(Dataset entries)

********************

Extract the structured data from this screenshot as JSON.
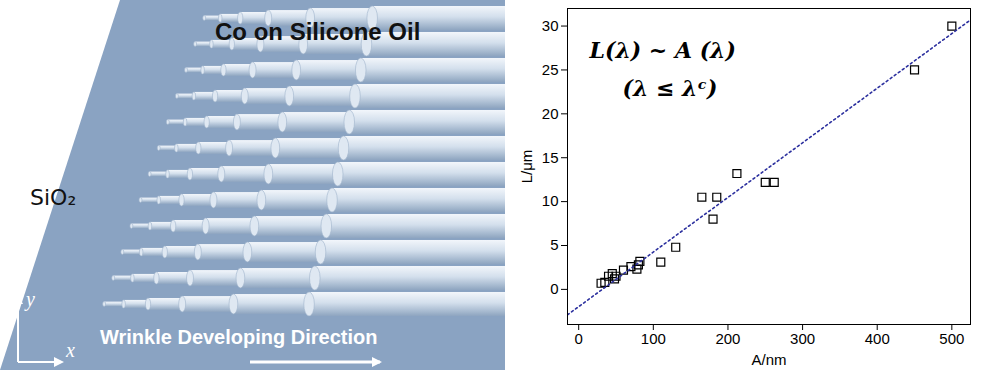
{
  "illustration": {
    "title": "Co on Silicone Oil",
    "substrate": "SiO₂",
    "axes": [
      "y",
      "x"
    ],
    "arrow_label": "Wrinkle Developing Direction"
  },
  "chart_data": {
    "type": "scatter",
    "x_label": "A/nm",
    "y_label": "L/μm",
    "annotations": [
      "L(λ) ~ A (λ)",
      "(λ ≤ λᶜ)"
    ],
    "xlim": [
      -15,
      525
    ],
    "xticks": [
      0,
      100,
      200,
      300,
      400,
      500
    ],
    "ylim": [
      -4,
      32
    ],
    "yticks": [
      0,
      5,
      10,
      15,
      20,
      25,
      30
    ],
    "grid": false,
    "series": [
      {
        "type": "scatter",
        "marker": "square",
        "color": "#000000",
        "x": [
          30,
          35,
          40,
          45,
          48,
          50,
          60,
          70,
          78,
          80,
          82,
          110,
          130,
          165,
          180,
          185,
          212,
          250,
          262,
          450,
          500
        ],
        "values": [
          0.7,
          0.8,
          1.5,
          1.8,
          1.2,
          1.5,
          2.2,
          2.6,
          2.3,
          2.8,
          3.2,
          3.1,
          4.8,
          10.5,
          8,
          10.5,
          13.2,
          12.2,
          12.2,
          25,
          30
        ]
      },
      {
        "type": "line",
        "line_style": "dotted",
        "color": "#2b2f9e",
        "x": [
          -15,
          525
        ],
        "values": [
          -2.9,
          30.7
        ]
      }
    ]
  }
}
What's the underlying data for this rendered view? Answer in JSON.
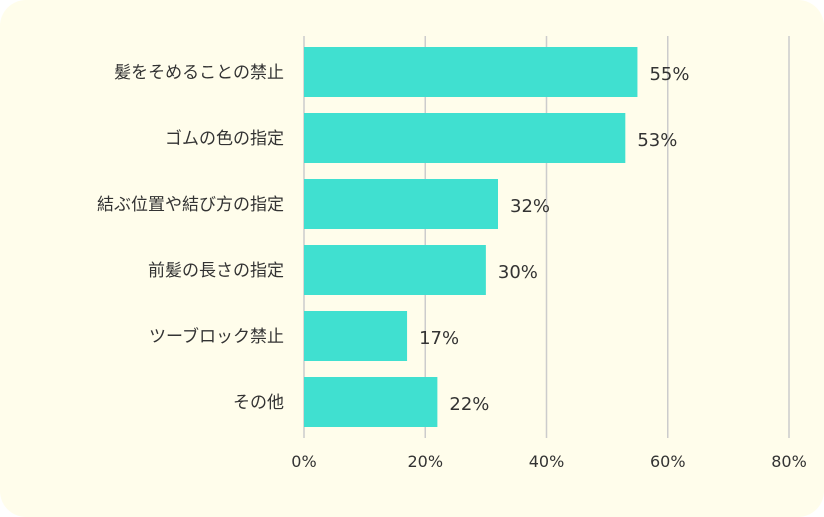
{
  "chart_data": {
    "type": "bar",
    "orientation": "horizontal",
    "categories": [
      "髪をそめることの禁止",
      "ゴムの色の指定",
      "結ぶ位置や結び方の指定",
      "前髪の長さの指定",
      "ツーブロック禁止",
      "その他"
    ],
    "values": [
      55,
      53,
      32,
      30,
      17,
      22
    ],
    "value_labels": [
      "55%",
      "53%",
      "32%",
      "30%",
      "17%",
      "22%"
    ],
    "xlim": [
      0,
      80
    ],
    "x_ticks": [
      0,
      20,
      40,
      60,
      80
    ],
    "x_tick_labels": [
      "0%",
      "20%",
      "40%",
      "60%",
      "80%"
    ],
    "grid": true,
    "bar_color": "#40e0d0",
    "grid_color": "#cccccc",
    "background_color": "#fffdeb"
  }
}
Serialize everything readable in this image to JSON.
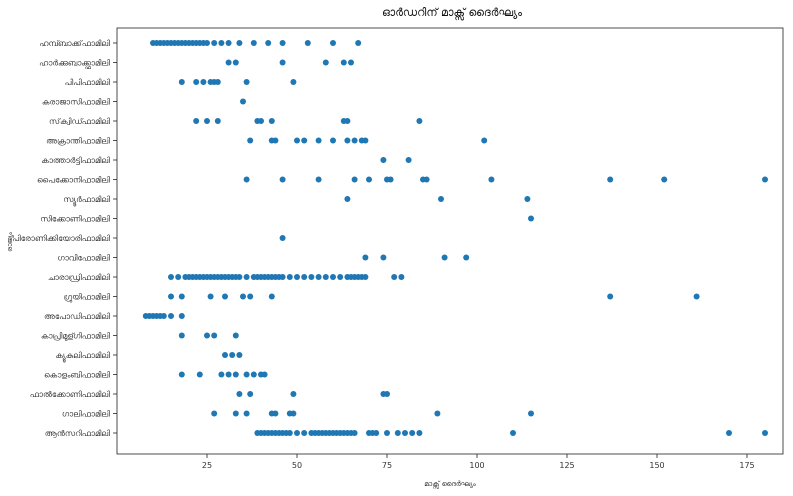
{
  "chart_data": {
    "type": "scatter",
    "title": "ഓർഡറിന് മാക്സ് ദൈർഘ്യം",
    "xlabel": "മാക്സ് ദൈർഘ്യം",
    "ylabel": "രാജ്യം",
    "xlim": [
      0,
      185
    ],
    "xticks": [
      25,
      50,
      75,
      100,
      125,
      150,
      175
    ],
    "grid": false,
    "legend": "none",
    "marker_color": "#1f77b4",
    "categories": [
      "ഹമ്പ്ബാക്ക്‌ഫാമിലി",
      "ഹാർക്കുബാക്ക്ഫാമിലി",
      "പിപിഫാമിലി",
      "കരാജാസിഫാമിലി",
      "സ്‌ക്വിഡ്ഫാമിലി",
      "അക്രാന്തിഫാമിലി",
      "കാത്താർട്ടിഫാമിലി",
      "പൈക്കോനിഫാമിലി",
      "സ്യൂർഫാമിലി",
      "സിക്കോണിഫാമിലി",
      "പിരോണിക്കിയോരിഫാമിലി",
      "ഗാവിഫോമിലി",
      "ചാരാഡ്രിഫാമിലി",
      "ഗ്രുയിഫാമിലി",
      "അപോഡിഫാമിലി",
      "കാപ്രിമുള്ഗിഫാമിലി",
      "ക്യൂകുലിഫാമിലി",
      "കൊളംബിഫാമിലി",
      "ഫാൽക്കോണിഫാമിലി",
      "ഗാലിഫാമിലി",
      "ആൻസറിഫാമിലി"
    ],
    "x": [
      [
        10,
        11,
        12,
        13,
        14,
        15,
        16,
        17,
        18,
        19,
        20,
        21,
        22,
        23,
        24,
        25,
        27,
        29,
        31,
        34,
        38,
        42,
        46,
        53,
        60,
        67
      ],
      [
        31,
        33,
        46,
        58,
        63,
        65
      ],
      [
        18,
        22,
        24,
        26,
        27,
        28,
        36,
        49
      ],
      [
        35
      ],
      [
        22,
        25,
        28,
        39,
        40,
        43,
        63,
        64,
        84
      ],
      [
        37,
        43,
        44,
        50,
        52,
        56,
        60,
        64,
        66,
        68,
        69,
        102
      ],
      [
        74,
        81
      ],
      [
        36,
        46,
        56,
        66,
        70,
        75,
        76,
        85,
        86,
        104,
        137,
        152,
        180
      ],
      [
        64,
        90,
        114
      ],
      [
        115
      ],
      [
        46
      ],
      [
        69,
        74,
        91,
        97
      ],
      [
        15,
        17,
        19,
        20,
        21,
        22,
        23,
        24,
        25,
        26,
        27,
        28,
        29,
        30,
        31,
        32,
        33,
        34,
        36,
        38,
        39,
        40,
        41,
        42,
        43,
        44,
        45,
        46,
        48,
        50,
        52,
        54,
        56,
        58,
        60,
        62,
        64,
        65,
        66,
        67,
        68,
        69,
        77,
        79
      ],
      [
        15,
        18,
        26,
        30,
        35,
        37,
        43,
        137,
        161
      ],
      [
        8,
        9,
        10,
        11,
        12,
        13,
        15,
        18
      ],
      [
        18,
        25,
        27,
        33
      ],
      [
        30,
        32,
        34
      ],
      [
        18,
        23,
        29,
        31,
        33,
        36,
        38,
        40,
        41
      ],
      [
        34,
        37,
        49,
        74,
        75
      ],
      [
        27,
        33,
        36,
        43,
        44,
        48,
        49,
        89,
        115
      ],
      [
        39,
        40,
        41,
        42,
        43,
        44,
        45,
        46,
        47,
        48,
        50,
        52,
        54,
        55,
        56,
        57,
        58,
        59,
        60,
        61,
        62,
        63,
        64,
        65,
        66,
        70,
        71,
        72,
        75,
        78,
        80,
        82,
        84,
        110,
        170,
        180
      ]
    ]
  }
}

********************

→ What needs to be done
All records above are to be printed exactly, minus the pictures they contain.

→ Exercise solution
Extract the structured data from this screenshot as JSON.
{
  "illustration": {
    "title": "Co on Silicone Oil",
    "substrate": "SiO₂",
    "axes": [
      "y",
      "x"
    ],
    "arrow_label": "Wrinkle Developing Direction"
  },
  "chart_data": {
    "type": "scatter",
    "x_label": "A/nm",
    "y_label": "L/μm",
    "annotations": [
      "L(λ) ~ A (λ)",
      "(λ ≤ λᶜ)"
    ],
    "xlim": [
      -15,
      525
    ],
    "xticks": [
      0,
      100,
      200,
      300,
      400,
      500
    ],
    "ylim": [
      -4,
      32
    ],
    "yticks": [
      0,
      5,
      10,
      15,
      20,
      25,
      30
    ],
    "grid": false,
    "series": [
      {
        "type": "scatter",
        "marker": "square",
        "color": "#000000",
        "x": [
          30,
          35,
          40,
          45,
          48,
          50,
          60,
          70,
          78,
          80,
          82,
          110,
          130,
          165,
          180,
          185,
          212,
          250,
          262,
          450,
          500
        ],
        "values": [
          0.7,
          0.8,
          1.5,
          1.8,
          1.2,
          1.5,
          2.2,
          2.6,
          2.3,
          2.8,
          3.2,
          3.1,
          4.8,
          10.5,
          8,
          10.5,
          13.2,
          12.2,
          12.2,
          25,
          30
        ]
      },
      {
        "type": "line",
        "line_style": "dotted",
        "color": "#2b2f9e",
        "x": [
          -15,
          525
        ],
        "values": [
          -2.9,
          30.7
        ]
      }
    ]
  }
}
What's the underlying data for this rendered view? Answer in JSON.
{
  "chart_data": {
    "type": "bar",
    "orientation": "horizontal",
    "categories": [
      "髪をそめることの禁止",
      "ゴムの色の指定",
      "結ぶ位置や結び方の指定",
      "前髪の長さの指定",
      "ツーブロック禁止",
      "その他"
    ],
    "values": [
      55,
      53,
      32,
      30,
      17,
      22
    ],
    "value_labels": [
      "55%",
      "53%",
      "32%",
      "30%",
      "17%",
      "22%"
    ],
    "xlim": [
      0,
      80
    ],
    "x_ticks": [
      0,
      20,
      40,
      60,
      80
    ],
    "x_tick_labels": [
      "0%",
      "20%",
      "40%",
      "60%",
      "80%"
    ],
    "grid": true,
    "bar_color": "#40e0d0",
    "grid_color": "#cccccc",
    "background_color": "#fffdeb"
  }
}
Serialize everything readable in this image to JSON.
{
  "chart_data": {
    "type": "scatter",
    "title": "ഓർഡറിന് മാക്സ് ദൈർഘ്യം",
    "xlabel": "മാക്സ് ദൈർഘ്യം",
    "ylabel": "രാജ്യം",
    "xlim": [
      0,
      185
    ],
    "xticks": [
      25,
      50,
      75,
      100,
      125,
      150,
      175
    ],
    "grid": false,
    "legend": "none",
    "marker_color": "#1f77b4",
    "categories": [
      "ഹമ്പ്ബാക്ക്‌ഫാമിലി",
      "ഹാർക്കുബാക്ക്ഫാമിലി",
      "പിപിഫാമിലി",
      "കരാജാസിഫാമിലി",
      "സ്‌ക്വിഡ്ഫാമിലി",
      "അക്രാന്തിഫാമിലി",
      "കാത്താർട്ടിഫാമിലി",
      "പൈക്കോനിഫാമിലി",
      "സ്യൂർഫാമിലി",
      "സിക്കോണിഫാമിലി",
      "പിരോണിക്കിയോരിഫാമിലി",
      "ഗാവിഫോമിലി",
      "ചാരാഡ്രിഫാമിലി",
      "ഗ്രുയിഫാമിലി",
      "അപോഡിഫാമിലി",
      "കാപ്രിമുള്ഗിഫാമിലി",
      "ക്യൂകുലിഫാമിലി",
      "കൊളംബിഫാമിലി",
      "ഫാൽക്കോണിഫാമിലി",
      "ഗാലിഫാമിലി",
      "ആൻസറിഫാമിലി"
    ],
    "x": [
      [
        10,
        11,
        12,
        13,
        14,
        15,
        16,
        17,
        18,
        19,
        20,
        21,
        22,
        23,
        24,
        25,
        27,
        29,
        31,
        34,
        38,
        42,
        46,
        53,
        60,
        67
      ],
      [
        31,
        33,
        46,
        58,
        63,
        65
      ],
      [
        18,
        22,
        24,
        26,
        27,
        28,
        36,
        49
      ],
      [
        35
      ],
      [
        22,
        25,
        28,
        39,
        40,
        43,
        63,
        64,
        84
      ],
      [
        37,
        43,
        44,
        50,
        52,
        56,
        60,
        64,
        66,
        68,
        69,
        102
      ],
      [
        74,
        81
      ],
      [
        36,
        46,
        56,
        66,
        70,
        75,
        76,
        85,
        86,
        104,
        137,
        152,
        180
      ],
      [
        64,
        90,
        114
      ],
      [
        115
      ],
      [
        46
      ],
      [
        69,
        74,
        91,
        97
      ],
      [
        15,
        17,
        19,
        20,
        21,
        22,
        23,
        24,
        25,
        26,
        27,
        28,
        29,
        30,
        31,
        32,
        33,
        34,
        36,
        38,
        39,
        40,
        41,
        42,
        43,
        44,
        45,
        46,
        48,
        50,
        52,
        54,
        56,
        58,
        60,
        62,
        64,
        65,
        66,
        67,
        68,
        69,
        77,
        79
      ],
      [
        15,
        18,
        26,
        30,
        35,
        37,
        43,
        137,
        161
      ],
      [
        8,
        9,
        10,
        11,
        12,
        13,
        15,
        18
      ],
      [
        18,
        25,
        27,
        33
      ],
      [
        30,
        32,
        34
      ],
      [
        18,
        23,
        29,
        31,
        33,
        36,
        38,
        40,
        41
      ],
      [
        34,
        37,
        49,
        74,
        75
      ],
      [
        27,
        33,
        36,
        43,
        44,
        48,
        49,
        89,
        115
      ],
      [
        39,
        40,
        41,
        42,
        43,
        44,
        45,
        46,
        47,
        48,
        50,
        52,
        54,
        55,
        56,
        57,
        58,
        59,
        60,
        61,
        62,
        63,
        64,
        65,
        66,
        70,
        71,
        72,
        75,
        78,
        80,
        82,
        84,
        110,
        170,
        180
      ]
    ]
  }
}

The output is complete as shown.